◆ **What the task asks**
Copy out all the records, word for word.

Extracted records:
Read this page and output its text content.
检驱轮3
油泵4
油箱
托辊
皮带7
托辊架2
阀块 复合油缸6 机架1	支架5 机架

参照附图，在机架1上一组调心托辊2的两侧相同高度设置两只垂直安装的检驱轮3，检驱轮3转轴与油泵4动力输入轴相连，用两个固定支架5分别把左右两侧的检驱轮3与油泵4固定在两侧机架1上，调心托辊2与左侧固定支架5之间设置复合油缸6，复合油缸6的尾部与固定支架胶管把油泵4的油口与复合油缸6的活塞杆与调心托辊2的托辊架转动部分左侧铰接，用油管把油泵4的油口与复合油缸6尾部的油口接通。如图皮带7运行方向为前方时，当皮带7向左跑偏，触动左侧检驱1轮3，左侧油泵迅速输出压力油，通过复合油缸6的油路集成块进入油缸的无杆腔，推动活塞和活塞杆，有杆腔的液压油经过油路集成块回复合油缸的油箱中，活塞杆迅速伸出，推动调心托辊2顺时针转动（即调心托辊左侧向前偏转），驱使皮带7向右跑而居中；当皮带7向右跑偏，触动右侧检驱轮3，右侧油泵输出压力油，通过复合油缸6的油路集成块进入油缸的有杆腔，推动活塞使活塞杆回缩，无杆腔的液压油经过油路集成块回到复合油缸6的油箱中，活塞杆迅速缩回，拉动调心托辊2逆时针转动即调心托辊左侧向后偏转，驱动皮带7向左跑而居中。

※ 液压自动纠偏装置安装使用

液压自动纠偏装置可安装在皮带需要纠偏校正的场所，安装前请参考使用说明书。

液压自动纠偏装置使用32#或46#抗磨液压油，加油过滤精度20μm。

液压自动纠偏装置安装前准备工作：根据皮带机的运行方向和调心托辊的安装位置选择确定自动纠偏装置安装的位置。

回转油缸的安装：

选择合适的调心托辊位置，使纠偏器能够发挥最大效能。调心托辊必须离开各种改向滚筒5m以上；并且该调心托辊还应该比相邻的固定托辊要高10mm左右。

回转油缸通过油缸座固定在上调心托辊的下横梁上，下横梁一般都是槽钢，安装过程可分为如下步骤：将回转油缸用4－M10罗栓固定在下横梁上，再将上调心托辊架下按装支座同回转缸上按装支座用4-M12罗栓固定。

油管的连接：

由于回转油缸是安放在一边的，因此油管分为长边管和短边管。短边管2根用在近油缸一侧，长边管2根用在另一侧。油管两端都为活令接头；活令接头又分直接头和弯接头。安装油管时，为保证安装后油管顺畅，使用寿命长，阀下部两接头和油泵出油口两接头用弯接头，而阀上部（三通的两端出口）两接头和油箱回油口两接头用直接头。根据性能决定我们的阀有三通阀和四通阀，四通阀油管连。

◆ **The response**
Read this page and output its text content.
检驱轮3
油泵4
油箱
托辊
皮带7
托辊架2
阀块 复合油缸6 机架1	支架5 机架

参照附图，在机架1上一组调心托辊2的两侧相同高度设置两只垂直安装的检驱轮3，检驱轮3转轴与油泵4动力输入轴相连，用两个固定支架5分别把左右两侧的检驱轮3与油泵4固定在两侧机架1上，调心托辊2与左侧固定支架5之间设置复合油缸6，复合油缸6的尾部与固定支架胶管把油泵4的油口与复合油缸6的活塞杆与调心托辊2的托辊架转动部分左侧铰接，用油管把油泵4的油口与复合油缸6尾部的油口接通。如图皮带7运行方向为前方时，当皮带7向左跑偏，触动左侧检驱1轮3，左侧油泵迅速输出压力油，通过复合油缸6的油路集成块进入油缸的无杆腔，推动活塞和活塞杆，有杆腔的液压油经过油路集成块回复合油缸的油箱中，活塞杆迅速伸出，推动调心托辊2顺时针转动（即调心托辊左侧向前偏转），驱使皮带7向右跑而居中；当皮带7向右跑偏，触动右侧检驱轮3，右侧油泵输出压力油，通过复合油缸6的油路集成块进入油缸的有杆腔，推动活塞使活塞杆回缩，无杆腔的液压油经过油路集成块回到复合油缸6的油箱中，活塞杆迅速缩回，拉动调心托辊2逆时针转动即调心托辊左侧向后偏转，驱动皮带7向左跑而居中。

※ 液压自动纠偏装置安装使用

液压自动纠偏装置可安装在皮带需要纠偏校正的场所，安装前请参考使用说明书。

液压自动纠偏装置使用32#或46#抗磨液压油，加油过滤精度20μm。

液压自动纠偏装置安装前准备工作：根据皮带机的运行方向和调心托辊的安装位置选择确定自动纠偏装置安装的位置。

回转油缸的安装：

选择合适的调心托辊位置，使纠偏器能够发挥最大效能。调心托辊必须离开各种改向滚筒5m以上；并且该调心托辊还应该比相邻的固定托辊要高10mm左右。

回转油缸通过油缸座固定在上调心托辊的下横梁上，下横梁一般都是槽钢，安装过程可分为如下步骤：将回转油缸用4－M10罗栓固定在下横梁上，再将上调心托辊架下按装支座同回转缸上按装支座用4-M12罗栓固定。

油管的连接：

由于回转油缸是安放在一边的，因此油管分为长边管和短边管。短边管2根用在近油缸一侧，长边管2根用在另一侧。油管两端都为活令接头；活令接头又分直接头和弯接头。安装油管时，为保证安装后油管顺畅，使用寿命长，阀下部两接头和油泵出油口两接头用弯接头，而阀上部（三通的两端出口）两接头和油箱回油口两接头用直接头。根据性能决定我们的阀有三通阀和四通阀，四通阀油管连。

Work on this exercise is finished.